Pretty amazing.  Not the part that made me smile, the questions that were topmost in his mind, but the total commitment he had to taking advantage of an error and getting to home plate.  Nothing was going to deter him.  His goal was to get to home plate no matter what.  There’s something to be learned from this terrible experience.  There will be obstacles and sometimes setbacks as you pursue what you want.  But being completely fearless and totally committed will get you the results you want in the end.  Oh, and they did win the game…by one run.

Recalculating

If you own a GPS, you know that word.  I don’t think the person voicing it meant to be as accusatory as it sounds when you make a turn contradictory to the directions the computer feels you should be following.  Sometimes you know where you are headed so you aren’t complying with the preset path, you just need the computer to keep you up to date on what your ETA will be.  Other times, you remember you need something and make a pit stop on the way.  Sometimes you genuinely get turned around and go the wrong direction.  Either way, you get the GPS all discombobulated and she’s clattering away, “recalculating….recalculating…recalculating”  I know! I know! you want to scream.  Just chill out while I get myself back on path.

It often seems this way with accomplishing our goals.  We think there is only one way to achieve them but then something or someone bumps us off that path and before you know it, your internal GPS is saying “recalculating” as you get your bearings and get back on track.  Being flexible enough to take this all in and not let it deter you from continuing on is key to making progress and not quitting.  There’s never just one way to get to your destination and knowing you just need to recalculate your way takes a lot of the anxiety away from those bumps and bruises.  And hearing a less obnoxious voice in your head certainly won’t hurt!

Finding Heroes

Reading biographies is something I truly enjoy doing.  I buy into the fantasy and believe these words just came flowing out of the authors mouth perfectly onto the paper.  Ghost writers?  What are those?  I choose not look behind the curtain to see the main moving the levers and pushing the buttons.  Reading about another’s journey and what got them to where they are today is very inspiring to me.  I usually pick up something that lights my fire and keeps me going in a forward direction on my own journey.  Usually these people have reached a level of expertise, celebrity or notoriety that would allow a biography to be written.

(Data for document layout analysis)
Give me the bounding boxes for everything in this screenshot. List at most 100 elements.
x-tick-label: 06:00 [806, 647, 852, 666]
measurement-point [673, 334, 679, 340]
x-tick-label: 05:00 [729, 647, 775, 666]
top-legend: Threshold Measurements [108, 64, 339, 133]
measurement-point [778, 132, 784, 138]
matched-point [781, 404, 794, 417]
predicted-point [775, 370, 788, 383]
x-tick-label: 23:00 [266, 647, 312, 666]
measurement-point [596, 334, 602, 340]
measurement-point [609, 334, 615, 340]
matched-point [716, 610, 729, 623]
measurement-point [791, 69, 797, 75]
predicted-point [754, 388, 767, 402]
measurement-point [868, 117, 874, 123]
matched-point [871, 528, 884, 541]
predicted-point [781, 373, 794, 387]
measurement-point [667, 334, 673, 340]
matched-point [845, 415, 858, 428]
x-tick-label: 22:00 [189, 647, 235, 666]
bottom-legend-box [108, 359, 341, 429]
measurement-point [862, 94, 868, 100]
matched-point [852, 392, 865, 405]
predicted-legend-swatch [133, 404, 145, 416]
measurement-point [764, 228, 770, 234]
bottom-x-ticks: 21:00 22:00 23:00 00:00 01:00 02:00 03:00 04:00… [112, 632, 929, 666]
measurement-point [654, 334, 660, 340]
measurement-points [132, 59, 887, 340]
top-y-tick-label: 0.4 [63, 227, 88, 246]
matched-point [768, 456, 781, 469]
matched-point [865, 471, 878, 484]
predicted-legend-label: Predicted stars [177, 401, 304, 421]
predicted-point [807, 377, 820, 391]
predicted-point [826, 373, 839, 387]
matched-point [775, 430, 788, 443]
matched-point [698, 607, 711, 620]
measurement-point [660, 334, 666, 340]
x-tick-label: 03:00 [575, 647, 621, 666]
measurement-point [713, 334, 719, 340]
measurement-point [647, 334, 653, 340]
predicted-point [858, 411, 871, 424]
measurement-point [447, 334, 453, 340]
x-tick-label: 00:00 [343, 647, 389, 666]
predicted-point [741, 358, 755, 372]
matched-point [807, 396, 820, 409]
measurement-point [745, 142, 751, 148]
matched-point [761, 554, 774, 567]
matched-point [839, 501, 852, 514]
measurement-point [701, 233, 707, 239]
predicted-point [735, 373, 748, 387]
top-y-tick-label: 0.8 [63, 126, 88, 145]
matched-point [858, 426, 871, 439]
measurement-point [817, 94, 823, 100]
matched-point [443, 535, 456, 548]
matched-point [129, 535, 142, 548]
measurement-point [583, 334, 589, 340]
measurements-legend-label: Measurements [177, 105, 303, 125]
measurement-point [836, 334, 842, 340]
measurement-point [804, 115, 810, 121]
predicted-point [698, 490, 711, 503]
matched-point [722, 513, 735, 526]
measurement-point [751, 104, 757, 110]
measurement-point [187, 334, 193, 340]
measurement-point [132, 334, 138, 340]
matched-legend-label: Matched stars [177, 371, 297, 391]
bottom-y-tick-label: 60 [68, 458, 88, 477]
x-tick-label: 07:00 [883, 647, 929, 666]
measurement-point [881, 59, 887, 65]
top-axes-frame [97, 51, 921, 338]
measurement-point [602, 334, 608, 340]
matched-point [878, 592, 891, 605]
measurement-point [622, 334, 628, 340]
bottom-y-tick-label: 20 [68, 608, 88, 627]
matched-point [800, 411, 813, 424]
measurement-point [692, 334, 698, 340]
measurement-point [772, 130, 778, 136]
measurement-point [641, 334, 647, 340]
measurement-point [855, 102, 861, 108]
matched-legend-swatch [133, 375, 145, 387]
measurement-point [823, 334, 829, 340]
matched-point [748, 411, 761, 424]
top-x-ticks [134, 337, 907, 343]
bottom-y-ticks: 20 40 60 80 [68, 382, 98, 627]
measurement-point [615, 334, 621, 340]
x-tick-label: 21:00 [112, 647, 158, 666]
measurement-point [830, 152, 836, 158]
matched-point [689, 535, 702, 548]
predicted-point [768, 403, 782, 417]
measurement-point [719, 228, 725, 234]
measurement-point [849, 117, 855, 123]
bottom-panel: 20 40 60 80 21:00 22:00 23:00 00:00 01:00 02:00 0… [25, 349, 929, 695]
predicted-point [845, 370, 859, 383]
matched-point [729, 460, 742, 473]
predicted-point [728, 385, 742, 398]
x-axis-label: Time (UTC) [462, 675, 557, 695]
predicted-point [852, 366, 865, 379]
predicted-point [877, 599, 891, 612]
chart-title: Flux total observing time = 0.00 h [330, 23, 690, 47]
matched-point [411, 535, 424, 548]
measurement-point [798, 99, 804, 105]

Exercise set =>
1. By what margin did the team win the game, according to the essays?
2. List the reasons the essays give for a driver turning off the route the GPS has set.
3. Continue the section of the essays titled "Finding Heroes," picking up after its last sentence.

Answers to the exercises =>
1. They won by one run.

2.
- Knowing where you are headed, so you only need the GPS to keep your ETA up to date
- Remembering you need something and making a pit stop on the way
- Genuinely getting turned around and going the wrong direction

3.
Every once in a while I come across a story that isn’t like this.  The subjects aren’t famous.  They haven’t climbed to the top of their field.  They may not even have a field.  They are simple people trying everyday to reach beyond their present circumstances.  And their stories are every bit as compelling and inspiring, sometimes even more so, than those of the celebrated.  Such was the case with a documentary I recently watched, Waiting for Superman.  It’s been on my video cue for several months but I kept pushing frothier fare in front of it.  But I found myself on a long flight and it was in my bag.  And let me tell you, it was gripping.  Several times tears were just streaming from my eyes.  My heart was breaking for these kids.  If you haven’t watched it, do yourself a huge favor and put in on your must watch list immediately.  You’ll thank yourself.  The struggle of parents to get a better education for their kids was heartbreaking.  And when things didn’t turn out their way, they didn’t give up, they tried another route.  Nothing was going to stop them from getting a better life for their kids than they had.  And you know this is going on everyday, in every home, with single or dual parents, rich or poor, PHD’s or barely GED’s.  Parents realize a good education is the ticket to success for their children and they were going to move heaven and earth to make it happen.

That single mindedness, resolve and quiet determination really hit home with me.  It’s so easy to point to the celebrity or sport elite for inspiration but the real heroes are those that just keep plugging away, day after day in their anonymity, doing the best they can with what life throws their way.  They are real heroes.